Text section:

— Begin —

Rev. Mark Ward, Lead Minister
“Do you ever look at someone and wonder what’s going on inside them?”
So, begins the latest animated wonder from Pixar studios, “Inside Out.” And it offers up a nice premise for a coming-of-age story that will take up the next hour and a half or so on screen, as well as a good prompt to some deep conversations that we all are in need of right now, especially when the topic before us is “forgiveness.”


“Do you ever look at someone and wonder what’s going on inside them?”

So, begins the latest animated wonder from Pixar studios, “Inside Out.” And it offers up a nice premise for a coming-of-age story that will take up the next hour and a half or so on screen, as well as a good prompt to some deep conversations that we all are in need of right now, especially when the topic before us is “forgiveness.”

That opening line is spoken by Joy, the first of five animated emotions that we will hear from in this tale of Riley Anderson, an 11-year-old girl who after a happy childhood in Minnesota finds her life disrupted by a cross-country move to San Francisco, where her father is taking a job at a digital start-up company.

It’s a lovely notion, supported by the raft of social scientists who consulted on the film, that our natal emotion, that first feeling that emerges at birth is a sense of joy. Oh, life! What a wonder, what a miracle! What bliss just to be!

Of course, it doesn’t take long for others to make their presence known as well. Anger appears when hunger first rumbles in our bellies, fear when we’re confronted with the unfamiliar, disgust when those first foods are offered, and sadness when we’re not attended to in the way we want.

You could argue that other feelings ought to be represented, too: say, curiosity, or wonder. I expect you could name some. But the writers pleaded that too many characters would mix up the story line. OK, fine.

The film makes the interesting point that every experience we have is colored in some way by our feelings. We remember them that way – experiences that were happy or sad, or that maybe left us feeling angry or fearful. That’s part of how we store them.

Too, the intensity of the emotion has something to do with their valence, their strength. Some experiences are so strong they become what the film calls core memories, and they help create islands of emotional identity.

Up to this point in her life, the film says, Riley has been lucky enough that her islands are largely joyous ones. There is “goof ball,” representing her silly side, which she or her parents trigger with monkey imitations. Then, there’s hockey, a skill she learned on those Minnesota lakes, and strongest of all, family.

Every one of these islands, though, gets tested by the move to San Francisco – a place that Riley is assured will be beautiful and fun, but that she finds to be uncomfortable and foreign.

While all this is going on, there’s also a lot of turmoil going on inside Riley’s head. Joy, as usual, is trying to be the cruise director, keeping things light and fun, but not all the other feelings are on board. In particular, sadness, usually so quiet and unassuming, is playing around with some of the memories where joy feels she has no business. Particularly she seems drawn to some of those joyous core memories, which, when she touches them, begin to turn sad.

— End —

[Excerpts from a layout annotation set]

— Begin —

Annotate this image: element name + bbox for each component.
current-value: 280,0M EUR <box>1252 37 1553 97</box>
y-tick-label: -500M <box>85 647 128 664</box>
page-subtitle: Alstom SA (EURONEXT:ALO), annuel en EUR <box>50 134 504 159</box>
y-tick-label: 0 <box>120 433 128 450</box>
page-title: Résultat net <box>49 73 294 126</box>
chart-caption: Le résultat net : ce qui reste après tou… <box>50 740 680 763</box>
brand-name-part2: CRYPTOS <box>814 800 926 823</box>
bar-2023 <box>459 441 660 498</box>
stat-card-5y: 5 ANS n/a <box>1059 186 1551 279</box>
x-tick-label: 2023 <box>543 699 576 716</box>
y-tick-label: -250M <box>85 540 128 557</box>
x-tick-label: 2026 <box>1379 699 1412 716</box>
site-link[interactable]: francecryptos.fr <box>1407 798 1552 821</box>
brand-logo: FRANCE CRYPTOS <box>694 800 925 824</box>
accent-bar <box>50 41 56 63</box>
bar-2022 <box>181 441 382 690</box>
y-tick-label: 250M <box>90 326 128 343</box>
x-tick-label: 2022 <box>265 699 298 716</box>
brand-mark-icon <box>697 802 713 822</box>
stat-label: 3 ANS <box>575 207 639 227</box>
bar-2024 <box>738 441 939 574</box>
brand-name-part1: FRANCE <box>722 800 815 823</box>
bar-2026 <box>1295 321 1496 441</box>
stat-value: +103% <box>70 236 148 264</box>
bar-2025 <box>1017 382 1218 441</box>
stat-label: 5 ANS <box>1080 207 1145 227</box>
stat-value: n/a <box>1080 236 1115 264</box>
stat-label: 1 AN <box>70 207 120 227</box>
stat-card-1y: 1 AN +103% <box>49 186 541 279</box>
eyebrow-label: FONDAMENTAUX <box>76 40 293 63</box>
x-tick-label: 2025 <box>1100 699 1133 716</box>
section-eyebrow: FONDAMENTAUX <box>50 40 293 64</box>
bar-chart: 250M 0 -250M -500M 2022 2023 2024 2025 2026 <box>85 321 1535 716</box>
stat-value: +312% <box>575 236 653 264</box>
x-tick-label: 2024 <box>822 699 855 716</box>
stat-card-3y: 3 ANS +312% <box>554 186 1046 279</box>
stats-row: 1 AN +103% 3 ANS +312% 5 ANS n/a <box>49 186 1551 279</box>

— End —

Work instructions:
1. Answer these questions about the Inside Out text:
(a) Where is Riley's father taking a job?
(b) What triggers Riley's "goof ball" side?
(c) Why did the writers say no other feelings were represented?
2. Transcribe the passage of the Inside Out text that opens with the words "Too, the intensity" and closes with "uncomfortable and foreign.".
3. Which emotions that appear as characters does the Inside Out text name?

Solutions to each task:
1.
(a) At a digital start-up company in San Francisco.
(b) Monkey imitations, done by Riley or her parents.
(c) Too many characters would mix up the story line.

2.
Too, the intensity of the emotion has something to do with their valence, their strength. Some experiences are so strong they become what the film calls core memories, and they help create islands of emotional identity.

Up to this point in her life, the film says, Riley has been lucky enough that her islands are largely joyous ones. There is “goof ball,” representing her silly side, which she or her parents trigger with monkey imitations. Then, there’s hockey, a skill she learned on those Minnesota lakes, and strongest of all, family.

Every one of these islands, though, gets tested by the move to San Francisco – a place that Riley is assured will be beautiful and fun, but that she finds to be uncomfortable and foreign.

3. Joy, anger, fear, disgust, sadness